[Stored entries]
▬▬▬▬▬▬▬▬▬▬

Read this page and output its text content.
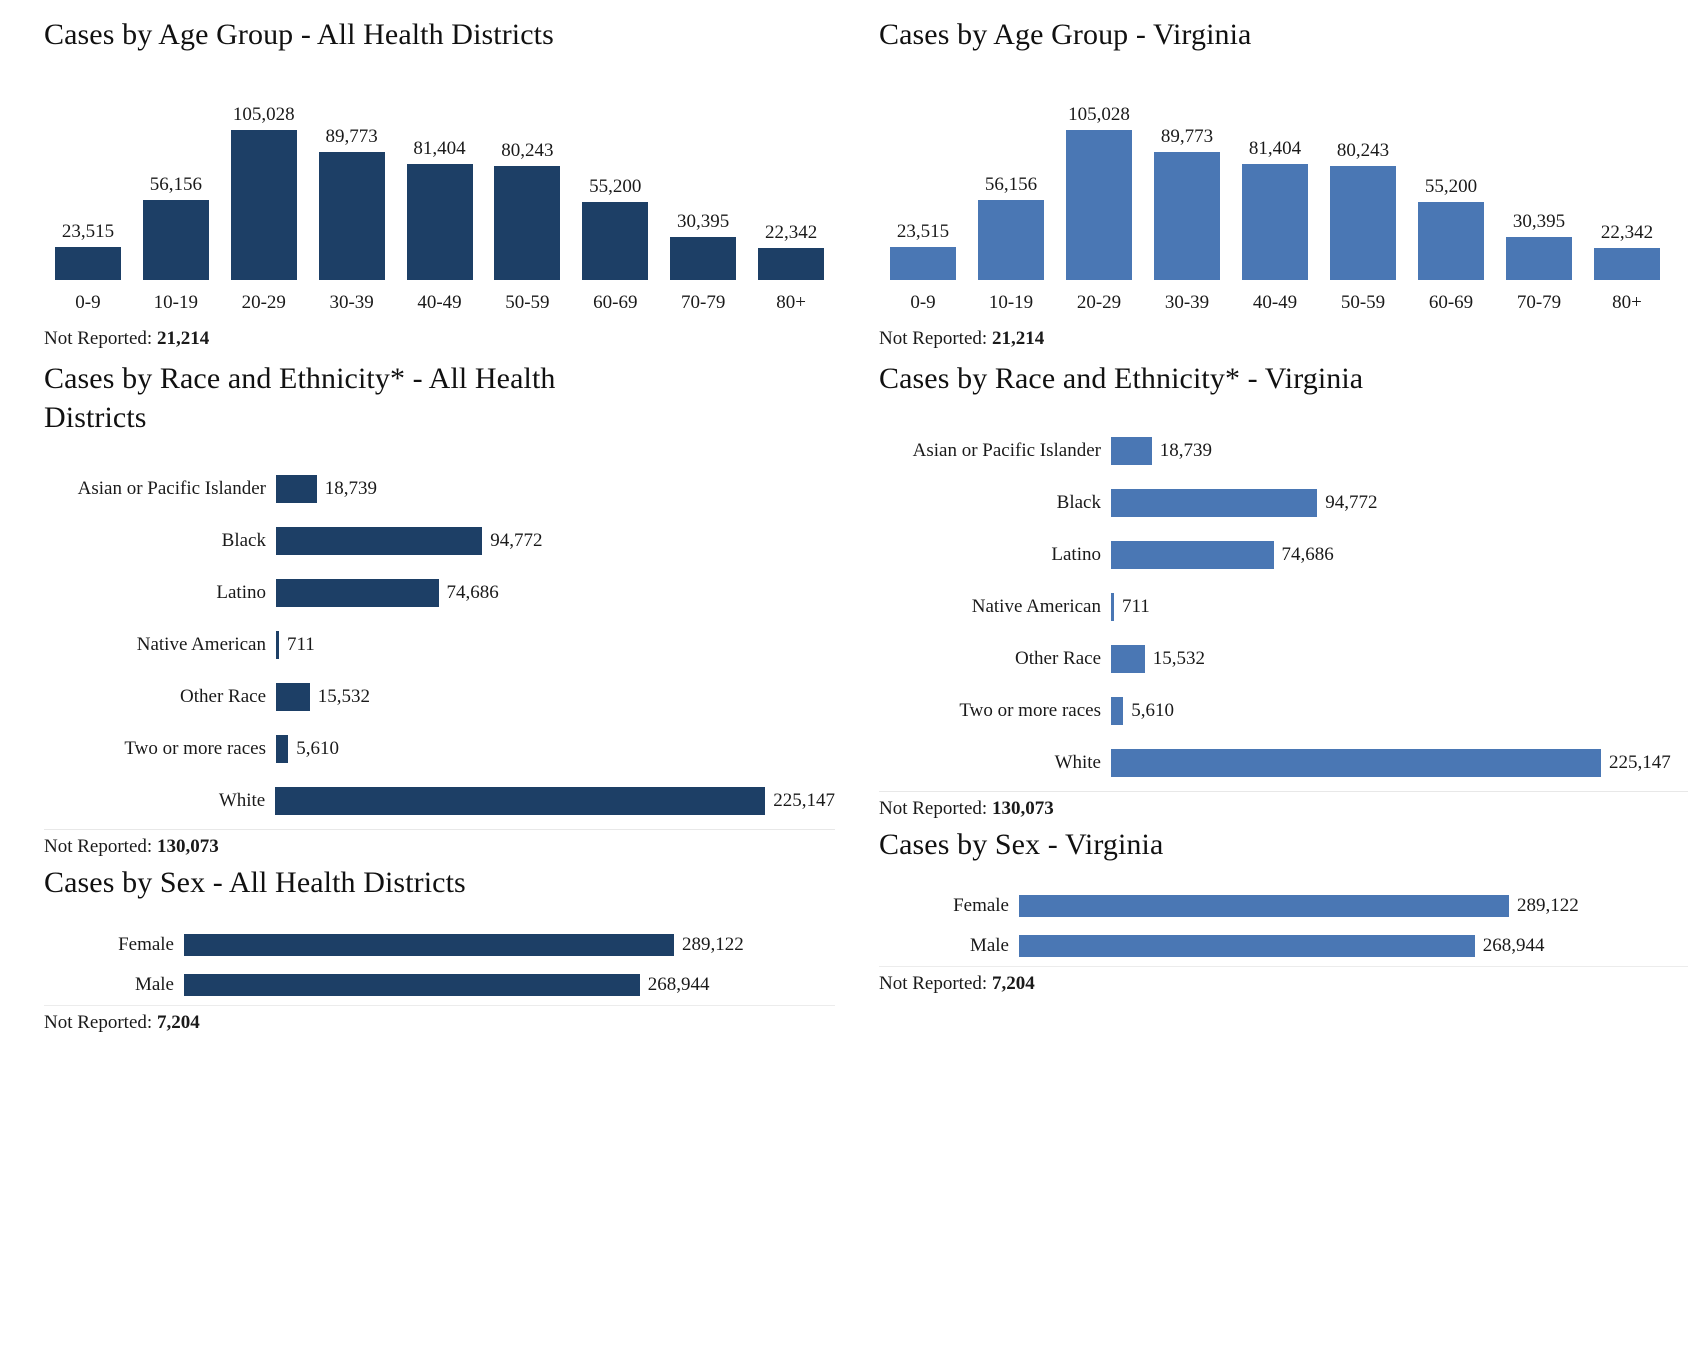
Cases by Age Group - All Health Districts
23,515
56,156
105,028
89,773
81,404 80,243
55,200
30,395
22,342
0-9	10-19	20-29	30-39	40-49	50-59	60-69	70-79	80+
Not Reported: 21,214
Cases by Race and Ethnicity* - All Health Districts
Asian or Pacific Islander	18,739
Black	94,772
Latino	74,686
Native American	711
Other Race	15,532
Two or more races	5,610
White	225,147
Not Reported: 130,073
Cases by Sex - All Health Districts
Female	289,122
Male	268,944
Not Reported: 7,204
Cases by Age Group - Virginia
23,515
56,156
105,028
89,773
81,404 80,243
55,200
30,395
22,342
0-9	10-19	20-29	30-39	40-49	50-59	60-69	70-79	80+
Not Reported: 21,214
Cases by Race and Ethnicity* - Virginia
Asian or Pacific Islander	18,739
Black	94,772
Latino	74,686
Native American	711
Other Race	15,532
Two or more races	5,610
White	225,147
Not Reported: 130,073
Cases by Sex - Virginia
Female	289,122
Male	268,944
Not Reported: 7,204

▬▬▬▬▬▬▬▬▬▬

#### EXERCISE:
Would you mind returning each entry above word for word, skipping the images?

#### WRITTEN SOLUTION:
Read this page and output its text content.
Cases by Age Group - All Health Districts
23,515
56,156
105,028
89,773
81,404 80,243
55,200
30,395
22,342
0-9	10-19	20-29	30-39	40-49	50-59	60-69	70-79	80+
Not Reported: 21,214
Cases by Race and Ethnicity* - All Health Districts
Asian or Pacific Islander	18,739
Black	94,772
Latino	74,686
Native American	711
Other Race	15,532
Two or more races	5,610
White	225,147
Not Reported: 130,073
Cases by Sex - All Health Districts
Female	289,122
Male	268,944
Not Reported: 7,204
Cases by Age Group - Virginia
23,515
56,156
105,028
89,773
81,404 80,243
55,200
30,395
22,342
0-9	10-19	20-29	30-39	40-49	50-59	60-69	70-79	80+
Not Reported: 21,214
Cases by Race and Ethnicity* - Virginia
Asian or Pacific Islander	18,739
Black	94,772
Latino	74,686
Native American	711
Other Race	15,532
Two or more races	5,610
White	225,147
Not Reported: 130,073
Cases by Sex - Virginia
Female	289,122
Male	268,944
Not Reported: 7,204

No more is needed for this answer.